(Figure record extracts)

╭──

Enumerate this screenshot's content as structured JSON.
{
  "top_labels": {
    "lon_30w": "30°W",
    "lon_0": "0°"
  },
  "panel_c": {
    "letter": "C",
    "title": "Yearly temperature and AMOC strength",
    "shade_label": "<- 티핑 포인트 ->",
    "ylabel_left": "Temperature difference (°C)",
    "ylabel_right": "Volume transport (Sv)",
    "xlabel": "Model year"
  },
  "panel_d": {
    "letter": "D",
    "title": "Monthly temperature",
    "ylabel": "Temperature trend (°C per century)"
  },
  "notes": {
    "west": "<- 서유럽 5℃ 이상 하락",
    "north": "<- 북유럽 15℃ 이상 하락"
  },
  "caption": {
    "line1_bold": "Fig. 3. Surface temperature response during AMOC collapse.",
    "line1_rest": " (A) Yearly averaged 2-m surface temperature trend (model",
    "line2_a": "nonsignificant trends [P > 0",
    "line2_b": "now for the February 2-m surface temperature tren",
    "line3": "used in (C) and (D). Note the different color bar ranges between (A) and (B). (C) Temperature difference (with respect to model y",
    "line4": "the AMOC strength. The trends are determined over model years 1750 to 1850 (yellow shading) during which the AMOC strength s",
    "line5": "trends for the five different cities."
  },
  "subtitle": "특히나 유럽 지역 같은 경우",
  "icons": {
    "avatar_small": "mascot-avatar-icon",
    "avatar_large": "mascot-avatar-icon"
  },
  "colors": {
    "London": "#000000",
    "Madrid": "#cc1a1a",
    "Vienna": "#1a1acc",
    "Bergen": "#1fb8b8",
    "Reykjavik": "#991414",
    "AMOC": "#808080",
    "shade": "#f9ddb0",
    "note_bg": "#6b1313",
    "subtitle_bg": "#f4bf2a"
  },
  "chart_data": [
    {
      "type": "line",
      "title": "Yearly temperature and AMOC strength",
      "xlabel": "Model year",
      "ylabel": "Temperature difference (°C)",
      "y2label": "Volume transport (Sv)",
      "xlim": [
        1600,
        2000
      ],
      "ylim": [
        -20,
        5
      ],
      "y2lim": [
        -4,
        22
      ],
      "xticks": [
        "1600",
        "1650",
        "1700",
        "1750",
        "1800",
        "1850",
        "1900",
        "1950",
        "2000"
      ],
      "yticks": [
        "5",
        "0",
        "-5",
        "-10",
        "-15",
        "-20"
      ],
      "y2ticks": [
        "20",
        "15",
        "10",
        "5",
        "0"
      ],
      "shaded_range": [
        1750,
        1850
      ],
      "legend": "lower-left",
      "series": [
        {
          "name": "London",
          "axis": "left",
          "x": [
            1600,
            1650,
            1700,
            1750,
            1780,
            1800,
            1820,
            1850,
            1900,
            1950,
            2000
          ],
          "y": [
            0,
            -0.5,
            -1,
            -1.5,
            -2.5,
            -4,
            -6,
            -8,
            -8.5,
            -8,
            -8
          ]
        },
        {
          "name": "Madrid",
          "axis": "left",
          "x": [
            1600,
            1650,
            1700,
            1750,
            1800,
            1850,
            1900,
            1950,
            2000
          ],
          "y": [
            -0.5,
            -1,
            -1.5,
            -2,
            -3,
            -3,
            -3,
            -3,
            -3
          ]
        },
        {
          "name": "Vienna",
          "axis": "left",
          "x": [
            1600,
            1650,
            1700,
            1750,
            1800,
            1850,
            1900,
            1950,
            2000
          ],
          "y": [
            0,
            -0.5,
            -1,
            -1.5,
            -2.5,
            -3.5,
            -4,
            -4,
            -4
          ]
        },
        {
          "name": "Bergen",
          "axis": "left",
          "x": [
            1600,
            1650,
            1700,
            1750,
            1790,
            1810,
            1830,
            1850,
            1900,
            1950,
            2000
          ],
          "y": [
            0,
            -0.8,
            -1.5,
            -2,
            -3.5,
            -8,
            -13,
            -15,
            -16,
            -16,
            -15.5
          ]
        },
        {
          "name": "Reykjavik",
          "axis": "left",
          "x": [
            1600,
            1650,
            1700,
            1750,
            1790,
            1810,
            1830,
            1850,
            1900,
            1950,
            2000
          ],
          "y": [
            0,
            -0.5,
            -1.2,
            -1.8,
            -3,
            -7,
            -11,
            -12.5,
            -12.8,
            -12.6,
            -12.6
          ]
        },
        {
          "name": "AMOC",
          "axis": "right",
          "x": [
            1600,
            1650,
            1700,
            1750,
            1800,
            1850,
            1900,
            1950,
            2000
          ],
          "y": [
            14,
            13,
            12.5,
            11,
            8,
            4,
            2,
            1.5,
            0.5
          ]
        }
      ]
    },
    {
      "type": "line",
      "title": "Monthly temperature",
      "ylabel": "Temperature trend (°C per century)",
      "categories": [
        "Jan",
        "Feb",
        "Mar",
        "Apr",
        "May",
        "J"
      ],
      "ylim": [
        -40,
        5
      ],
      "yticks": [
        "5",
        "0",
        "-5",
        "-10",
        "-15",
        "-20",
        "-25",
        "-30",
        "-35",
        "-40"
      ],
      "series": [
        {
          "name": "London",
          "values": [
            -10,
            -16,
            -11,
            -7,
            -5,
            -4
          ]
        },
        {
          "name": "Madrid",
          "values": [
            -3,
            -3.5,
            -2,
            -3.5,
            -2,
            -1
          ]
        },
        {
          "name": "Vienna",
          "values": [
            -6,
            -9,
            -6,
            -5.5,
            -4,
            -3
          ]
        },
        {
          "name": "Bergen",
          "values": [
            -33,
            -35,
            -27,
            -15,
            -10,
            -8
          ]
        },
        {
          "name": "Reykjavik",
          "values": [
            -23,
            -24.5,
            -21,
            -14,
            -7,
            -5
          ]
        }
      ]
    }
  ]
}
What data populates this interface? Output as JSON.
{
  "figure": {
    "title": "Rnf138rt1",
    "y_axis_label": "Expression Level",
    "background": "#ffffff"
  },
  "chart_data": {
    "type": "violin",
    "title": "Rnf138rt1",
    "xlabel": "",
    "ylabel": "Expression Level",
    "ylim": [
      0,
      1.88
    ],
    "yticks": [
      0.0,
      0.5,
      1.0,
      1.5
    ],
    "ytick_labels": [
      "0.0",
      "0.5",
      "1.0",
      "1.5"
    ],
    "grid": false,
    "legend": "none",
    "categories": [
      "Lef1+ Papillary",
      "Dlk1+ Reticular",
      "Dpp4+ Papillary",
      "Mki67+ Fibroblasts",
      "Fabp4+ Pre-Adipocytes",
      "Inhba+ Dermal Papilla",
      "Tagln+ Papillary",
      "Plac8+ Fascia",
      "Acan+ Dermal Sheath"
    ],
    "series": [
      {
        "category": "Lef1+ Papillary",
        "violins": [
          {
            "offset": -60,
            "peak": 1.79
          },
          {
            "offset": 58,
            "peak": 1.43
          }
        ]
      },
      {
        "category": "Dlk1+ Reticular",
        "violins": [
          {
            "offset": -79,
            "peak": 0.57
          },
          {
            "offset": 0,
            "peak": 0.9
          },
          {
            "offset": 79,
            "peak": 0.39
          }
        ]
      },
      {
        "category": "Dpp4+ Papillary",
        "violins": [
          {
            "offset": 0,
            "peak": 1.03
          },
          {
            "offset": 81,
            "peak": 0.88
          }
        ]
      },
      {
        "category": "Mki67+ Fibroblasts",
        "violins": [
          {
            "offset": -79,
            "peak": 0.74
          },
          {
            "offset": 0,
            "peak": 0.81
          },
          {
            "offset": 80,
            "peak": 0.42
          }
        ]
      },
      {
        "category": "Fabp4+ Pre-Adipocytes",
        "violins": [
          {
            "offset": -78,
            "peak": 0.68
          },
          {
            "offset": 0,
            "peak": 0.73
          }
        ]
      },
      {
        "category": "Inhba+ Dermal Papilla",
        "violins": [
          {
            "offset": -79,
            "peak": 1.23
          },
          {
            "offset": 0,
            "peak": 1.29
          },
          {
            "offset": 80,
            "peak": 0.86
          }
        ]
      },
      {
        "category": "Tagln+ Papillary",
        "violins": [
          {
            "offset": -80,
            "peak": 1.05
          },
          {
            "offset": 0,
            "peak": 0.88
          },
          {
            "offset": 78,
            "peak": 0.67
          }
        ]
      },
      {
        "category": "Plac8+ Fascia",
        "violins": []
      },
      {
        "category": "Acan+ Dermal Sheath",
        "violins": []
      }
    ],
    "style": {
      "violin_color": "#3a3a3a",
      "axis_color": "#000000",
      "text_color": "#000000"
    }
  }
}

╰──

__TASK DIRECTIONS__
State the number of lines holding the word "during" in the listing. Add nothing else.

__TASK ANSWER__
2